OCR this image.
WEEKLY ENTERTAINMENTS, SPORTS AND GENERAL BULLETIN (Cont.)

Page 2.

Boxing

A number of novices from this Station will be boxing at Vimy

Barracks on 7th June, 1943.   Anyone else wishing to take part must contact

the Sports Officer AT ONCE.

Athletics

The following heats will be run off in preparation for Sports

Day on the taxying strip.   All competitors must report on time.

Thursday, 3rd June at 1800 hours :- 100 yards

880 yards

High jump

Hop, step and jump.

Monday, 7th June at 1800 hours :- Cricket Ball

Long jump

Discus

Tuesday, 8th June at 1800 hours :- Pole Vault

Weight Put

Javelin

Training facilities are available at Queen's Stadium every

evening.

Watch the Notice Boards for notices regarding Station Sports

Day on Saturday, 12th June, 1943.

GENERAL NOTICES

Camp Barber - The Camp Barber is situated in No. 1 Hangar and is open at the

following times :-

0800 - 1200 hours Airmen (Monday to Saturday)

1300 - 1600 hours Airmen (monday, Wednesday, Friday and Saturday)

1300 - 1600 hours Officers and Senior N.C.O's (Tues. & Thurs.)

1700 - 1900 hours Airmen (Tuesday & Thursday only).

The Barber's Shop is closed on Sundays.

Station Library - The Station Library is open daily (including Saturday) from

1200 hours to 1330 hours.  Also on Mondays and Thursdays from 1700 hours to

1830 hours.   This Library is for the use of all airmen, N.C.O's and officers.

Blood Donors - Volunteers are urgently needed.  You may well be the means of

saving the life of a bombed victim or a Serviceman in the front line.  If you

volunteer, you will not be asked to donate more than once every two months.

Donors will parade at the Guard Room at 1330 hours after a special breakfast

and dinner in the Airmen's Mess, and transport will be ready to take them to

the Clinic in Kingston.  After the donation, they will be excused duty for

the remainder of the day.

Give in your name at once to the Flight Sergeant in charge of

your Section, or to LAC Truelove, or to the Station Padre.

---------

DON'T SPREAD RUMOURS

GOAL OF THE EXERCISE — Transcribe the material exactly as it reads.

TASK RESPONSE —
OCR this image.
WEEKLY ENTERTAINMENTS, SPORTS AND GENERAL BULLETIN (Cont.)

Page 2.

Boxing

A number of novices from this Station will be boxing at Vimy

Barracks on 7th June, 1943.   Anyone else wishing to take part must contact

the Sports Officer AT ONCE.

Athletics

The following heats will be run off in preparation for Sports

Day on the taxying strip.   All competitors must report on time.

Thursday, 3rd June at 1800 hours :- 100 yards

880 yards

High jump

Hop, step and jump.

Monday, 7th June at 1800 hours :- Cricket Ball

Long jump

Discus

Tuesday, 8th June at 1800 hours :- Pole Vault

Weight Put

Javelin

Training facilities are available at Queen's Stadium every

evening.

Watch the Notice Boards for notices regarding Station Sports

Day on Saturday, 12th June, 1943.

GENERAL NOTICES

Camp Barber - The Camp Barber is situated in No. 1 Hangar and is open at the

following times :-

0800 - 1200 hours Airmen (Monday to Saturday)

1300 - 1600 hours Airmen (monday, Wednesday, Friday and Saturday)

1300 - 1600 hours Officers and Senior N.C.O's (Tues. & Thurs.)

1700 - 1900 hours Airmen (Tuesday & Thursday only).

The Barber's Shop is closed on Sundays.

Station Library - The Station Library is open daily (including Saturday) from

1200 hours to 1330 hours.  Also on Mondays and Thursdays from 1700 hours to

1830 hours.   This Library is for the use of all airmen, N.C.O's and officers.

Blood Donors - Volunteers are urgently needed.  You may well be the means of

saving the life of a bombed victim or a Serviceman in the front line.  If you

volunteer, you will not be asked to donate more than once every two months.

Donors will parade at the Guard Room at 1330 hours after a special breakfast

and dinner in the Airmen's Mess, and transport will be ready to take them to

the Clinic in Kingston.  After the donation, they will be excused duty for

the remainder of the day.

Give in your name at once to the Flight Sergeant in charge of

your Section, or to LAC Truelove, or to the Station Padre.

---------

DON'T SPREAD RUMOURS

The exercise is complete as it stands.